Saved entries
------------------------------------------------------------------------

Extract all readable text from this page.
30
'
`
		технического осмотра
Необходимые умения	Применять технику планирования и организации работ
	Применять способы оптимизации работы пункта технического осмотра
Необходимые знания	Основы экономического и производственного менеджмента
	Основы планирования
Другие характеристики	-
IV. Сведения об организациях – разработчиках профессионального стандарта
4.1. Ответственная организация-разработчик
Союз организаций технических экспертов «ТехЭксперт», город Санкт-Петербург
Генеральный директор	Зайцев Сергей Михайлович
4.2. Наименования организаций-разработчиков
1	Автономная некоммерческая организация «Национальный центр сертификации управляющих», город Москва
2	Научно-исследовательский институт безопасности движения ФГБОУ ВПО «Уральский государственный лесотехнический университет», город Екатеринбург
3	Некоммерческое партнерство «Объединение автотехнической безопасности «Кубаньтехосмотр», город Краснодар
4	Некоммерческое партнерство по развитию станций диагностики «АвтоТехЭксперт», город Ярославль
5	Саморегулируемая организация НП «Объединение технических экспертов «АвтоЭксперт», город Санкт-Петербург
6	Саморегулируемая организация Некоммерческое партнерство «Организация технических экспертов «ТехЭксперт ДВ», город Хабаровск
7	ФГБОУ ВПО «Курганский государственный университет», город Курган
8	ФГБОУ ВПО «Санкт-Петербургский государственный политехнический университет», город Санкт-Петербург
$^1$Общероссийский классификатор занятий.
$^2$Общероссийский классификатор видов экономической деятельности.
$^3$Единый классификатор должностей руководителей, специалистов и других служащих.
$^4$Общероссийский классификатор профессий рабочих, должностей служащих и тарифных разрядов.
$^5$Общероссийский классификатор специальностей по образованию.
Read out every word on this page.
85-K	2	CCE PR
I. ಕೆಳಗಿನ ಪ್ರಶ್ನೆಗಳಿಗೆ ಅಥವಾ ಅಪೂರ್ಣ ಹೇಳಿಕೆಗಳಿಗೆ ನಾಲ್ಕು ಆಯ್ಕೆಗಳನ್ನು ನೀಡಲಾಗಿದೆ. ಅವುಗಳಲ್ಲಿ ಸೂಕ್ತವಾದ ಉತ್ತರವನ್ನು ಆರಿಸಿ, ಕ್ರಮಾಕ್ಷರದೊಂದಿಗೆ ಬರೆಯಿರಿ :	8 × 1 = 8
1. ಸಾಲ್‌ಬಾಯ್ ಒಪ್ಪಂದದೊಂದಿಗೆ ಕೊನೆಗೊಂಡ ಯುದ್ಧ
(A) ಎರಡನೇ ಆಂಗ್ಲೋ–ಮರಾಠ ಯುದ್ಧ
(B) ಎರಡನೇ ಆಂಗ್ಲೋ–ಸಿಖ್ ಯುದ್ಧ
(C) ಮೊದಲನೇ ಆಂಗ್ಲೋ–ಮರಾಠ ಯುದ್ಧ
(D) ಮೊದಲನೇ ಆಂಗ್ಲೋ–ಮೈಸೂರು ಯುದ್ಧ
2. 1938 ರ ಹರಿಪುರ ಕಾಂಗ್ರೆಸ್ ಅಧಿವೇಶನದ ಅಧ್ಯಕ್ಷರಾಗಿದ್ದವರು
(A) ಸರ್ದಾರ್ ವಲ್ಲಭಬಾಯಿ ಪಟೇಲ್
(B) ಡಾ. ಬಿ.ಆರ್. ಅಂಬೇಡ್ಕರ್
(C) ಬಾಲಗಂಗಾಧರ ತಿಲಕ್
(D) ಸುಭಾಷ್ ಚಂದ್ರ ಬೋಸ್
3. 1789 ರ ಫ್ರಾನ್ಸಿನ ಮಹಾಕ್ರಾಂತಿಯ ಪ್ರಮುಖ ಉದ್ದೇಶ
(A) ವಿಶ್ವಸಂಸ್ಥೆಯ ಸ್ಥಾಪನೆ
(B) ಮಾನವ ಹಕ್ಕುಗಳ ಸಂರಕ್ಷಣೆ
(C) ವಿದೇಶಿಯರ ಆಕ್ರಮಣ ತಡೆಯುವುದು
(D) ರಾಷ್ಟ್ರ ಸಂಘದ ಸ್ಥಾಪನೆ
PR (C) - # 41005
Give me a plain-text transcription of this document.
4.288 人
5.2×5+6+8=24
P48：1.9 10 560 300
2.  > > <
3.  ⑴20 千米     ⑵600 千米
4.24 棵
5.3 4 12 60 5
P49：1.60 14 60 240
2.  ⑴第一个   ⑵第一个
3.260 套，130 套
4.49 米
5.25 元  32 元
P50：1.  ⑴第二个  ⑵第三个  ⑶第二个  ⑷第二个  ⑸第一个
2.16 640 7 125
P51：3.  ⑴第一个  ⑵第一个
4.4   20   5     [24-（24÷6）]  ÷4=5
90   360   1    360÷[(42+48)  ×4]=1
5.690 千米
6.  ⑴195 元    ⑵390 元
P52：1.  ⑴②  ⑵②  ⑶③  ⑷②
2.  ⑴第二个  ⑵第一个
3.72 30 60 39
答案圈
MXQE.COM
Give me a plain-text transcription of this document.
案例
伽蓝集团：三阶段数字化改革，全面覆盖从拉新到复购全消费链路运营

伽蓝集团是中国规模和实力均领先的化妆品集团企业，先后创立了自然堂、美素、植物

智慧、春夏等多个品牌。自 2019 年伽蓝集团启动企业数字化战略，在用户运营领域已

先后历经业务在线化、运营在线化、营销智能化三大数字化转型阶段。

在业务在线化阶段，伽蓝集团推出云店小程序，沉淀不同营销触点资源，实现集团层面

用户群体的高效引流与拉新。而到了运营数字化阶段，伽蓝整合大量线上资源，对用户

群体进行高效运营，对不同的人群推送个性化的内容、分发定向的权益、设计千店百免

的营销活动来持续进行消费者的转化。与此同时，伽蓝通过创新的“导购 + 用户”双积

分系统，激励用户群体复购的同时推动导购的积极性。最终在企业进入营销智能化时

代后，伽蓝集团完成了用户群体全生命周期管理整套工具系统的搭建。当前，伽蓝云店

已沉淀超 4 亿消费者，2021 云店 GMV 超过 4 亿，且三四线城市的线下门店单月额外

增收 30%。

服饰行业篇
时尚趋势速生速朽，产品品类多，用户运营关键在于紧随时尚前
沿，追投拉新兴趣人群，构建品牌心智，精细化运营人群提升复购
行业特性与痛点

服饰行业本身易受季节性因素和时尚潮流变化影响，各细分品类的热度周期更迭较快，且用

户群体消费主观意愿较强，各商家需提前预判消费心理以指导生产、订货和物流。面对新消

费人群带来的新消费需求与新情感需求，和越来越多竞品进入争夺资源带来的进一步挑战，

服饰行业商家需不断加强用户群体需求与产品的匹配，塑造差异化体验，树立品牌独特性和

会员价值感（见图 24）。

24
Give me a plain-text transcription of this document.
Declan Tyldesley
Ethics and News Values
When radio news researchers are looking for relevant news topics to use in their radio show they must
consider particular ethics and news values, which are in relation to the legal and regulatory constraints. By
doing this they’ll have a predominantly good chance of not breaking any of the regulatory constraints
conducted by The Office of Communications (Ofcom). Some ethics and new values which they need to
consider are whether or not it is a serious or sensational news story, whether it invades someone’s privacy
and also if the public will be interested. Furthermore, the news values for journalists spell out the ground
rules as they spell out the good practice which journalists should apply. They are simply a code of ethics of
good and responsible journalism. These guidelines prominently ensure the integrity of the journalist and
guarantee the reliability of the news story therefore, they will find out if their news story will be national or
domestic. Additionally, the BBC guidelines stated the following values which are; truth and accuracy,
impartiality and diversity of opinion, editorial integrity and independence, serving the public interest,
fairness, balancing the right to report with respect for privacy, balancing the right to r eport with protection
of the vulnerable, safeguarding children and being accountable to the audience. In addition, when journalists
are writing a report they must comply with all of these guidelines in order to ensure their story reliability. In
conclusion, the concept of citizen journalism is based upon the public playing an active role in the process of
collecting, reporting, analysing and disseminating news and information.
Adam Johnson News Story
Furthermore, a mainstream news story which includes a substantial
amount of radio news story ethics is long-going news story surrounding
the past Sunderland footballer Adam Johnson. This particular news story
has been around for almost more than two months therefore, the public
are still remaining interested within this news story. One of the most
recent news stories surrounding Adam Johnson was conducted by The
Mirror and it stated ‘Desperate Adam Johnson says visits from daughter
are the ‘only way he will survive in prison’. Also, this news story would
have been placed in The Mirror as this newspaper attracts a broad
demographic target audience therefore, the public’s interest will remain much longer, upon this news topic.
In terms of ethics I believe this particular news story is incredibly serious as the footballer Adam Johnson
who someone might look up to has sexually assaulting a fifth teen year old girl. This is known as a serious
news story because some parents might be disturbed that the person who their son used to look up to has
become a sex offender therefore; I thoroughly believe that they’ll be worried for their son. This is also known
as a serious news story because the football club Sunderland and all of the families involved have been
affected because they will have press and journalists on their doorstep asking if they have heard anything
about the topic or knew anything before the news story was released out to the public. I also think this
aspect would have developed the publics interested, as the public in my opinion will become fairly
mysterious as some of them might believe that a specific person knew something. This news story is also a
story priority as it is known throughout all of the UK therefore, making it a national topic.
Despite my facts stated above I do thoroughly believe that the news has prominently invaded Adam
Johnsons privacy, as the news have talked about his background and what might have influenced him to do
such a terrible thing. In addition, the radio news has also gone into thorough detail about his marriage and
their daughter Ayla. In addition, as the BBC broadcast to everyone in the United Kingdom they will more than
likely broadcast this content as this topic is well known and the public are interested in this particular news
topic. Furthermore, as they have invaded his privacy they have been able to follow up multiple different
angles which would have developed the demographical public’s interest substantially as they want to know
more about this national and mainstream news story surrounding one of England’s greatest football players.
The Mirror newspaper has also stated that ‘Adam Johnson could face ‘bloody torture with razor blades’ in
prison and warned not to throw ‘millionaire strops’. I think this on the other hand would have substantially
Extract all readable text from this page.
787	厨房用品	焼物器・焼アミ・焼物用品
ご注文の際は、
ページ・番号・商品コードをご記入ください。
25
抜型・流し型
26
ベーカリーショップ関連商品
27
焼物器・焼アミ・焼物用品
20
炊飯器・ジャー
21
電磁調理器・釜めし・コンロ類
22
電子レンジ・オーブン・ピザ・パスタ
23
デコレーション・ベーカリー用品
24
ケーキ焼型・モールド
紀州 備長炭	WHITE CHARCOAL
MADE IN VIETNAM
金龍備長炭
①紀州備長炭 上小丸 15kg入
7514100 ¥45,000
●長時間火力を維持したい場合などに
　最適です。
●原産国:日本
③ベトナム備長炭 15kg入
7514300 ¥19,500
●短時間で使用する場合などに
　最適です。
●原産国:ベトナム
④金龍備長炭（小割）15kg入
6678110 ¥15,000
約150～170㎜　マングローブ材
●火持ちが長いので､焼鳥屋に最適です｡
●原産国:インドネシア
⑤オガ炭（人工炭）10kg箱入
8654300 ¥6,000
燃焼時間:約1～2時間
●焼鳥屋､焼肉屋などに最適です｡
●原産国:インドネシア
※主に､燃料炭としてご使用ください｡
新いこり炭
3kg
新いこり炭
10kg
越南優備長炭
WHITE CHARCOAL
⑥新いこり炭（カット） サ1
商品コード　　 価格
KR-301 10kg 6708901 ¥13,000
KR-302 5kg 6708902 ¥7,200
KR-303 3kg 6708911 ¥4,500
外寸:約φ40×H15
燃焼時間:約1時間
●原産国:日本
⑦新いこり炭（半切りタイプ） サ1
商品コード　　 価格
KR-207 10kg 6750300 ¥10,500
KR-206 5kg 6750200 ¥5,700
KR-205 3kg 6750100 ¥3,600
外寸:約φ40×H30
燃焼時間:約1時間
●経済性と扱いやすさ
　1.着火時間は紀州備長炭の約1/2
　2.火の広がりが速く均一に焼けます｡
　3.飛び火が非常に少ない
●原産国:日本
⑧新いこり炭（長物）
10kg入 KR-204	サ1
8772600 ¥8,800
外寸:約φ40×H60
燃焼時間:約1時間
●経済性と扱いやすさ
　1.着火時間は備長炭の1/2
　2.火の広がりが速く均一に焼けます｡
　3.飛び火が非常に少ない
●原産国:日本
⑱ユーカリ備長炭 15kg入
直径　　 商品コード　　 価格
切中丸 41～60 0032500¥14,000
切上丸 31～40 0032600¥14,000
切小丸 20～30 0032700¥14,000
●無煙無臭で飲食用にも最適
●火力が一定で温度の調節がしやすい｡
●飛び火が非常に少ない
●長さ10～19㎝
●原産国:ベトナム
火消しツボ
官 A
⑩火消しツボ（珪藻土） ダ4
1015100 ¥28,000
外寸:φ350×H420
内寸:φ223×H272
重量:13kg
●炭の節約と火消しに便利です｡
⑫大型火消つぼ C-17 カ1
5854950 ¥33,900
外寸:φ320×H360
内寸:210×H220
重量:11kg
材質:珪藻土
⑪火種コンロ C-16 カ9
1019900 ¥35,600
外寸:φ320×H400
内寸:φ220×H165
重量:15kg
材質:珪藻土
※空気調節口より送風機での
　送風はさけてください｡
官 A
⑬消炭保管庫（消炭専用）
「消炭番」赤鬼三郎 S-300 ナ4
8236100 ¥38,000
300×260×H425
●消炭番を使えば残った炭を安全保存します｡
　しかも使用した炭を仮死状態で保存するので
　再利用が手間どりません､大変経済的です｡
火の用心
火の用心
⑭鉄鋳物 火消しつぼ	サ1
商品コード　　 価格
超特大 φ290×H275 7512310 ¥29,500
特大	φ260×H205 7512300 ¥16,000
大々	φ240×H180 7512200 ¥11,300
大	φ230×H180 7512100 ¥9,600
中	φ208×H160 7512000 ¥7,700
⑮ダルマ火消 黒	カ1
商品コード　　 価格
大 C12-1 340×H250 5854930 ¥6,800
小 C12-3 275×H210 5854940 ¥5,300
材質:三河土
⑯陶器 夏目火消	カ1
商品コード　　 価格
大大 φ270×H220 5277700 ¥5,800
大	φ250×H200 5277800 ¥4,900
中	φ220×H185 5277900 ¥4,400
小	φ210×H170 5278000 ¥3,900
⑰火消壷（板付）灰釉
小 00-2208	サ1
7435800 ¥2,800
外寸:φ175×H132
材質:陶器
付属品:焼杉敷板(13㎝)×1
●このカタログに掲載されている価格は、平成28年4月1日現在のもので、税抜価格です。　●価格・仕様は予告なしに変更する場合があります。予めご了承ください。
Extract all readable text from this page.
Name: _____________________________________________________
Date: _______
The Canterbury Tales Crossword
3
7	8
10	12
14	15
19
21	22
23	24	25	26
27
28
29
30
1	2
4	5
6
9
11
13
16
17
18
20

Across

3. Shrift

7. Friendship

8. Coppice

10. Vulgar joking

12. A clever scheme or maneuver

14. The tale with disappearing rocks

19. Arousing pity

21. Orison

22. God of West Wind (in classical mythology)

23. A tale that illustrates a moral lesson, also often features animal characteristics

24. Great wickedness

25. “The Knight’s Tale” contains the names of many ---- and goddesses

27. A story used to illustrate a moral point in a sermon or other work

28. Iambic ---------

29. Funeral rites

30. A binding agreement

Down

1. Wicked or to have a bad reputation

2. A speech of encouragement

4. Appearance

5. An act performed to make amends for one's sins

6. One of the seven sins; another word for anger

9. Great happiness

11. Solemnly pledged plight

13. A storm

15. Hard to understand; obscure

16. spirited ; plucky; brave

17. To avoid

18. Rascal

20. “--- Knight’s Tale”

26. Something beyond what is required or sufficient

------------------------------------------------------------------------

## PROMPT
Pull out all lines containing the word "должностей" from the entries above.

## TASK RESPONSE
$^3$Единый классификатор должностей руководителей, специалистов и других служащих.
$^4$Общероссийский классификатор профессий рабочих, должностей служащих и тарифных разрядов.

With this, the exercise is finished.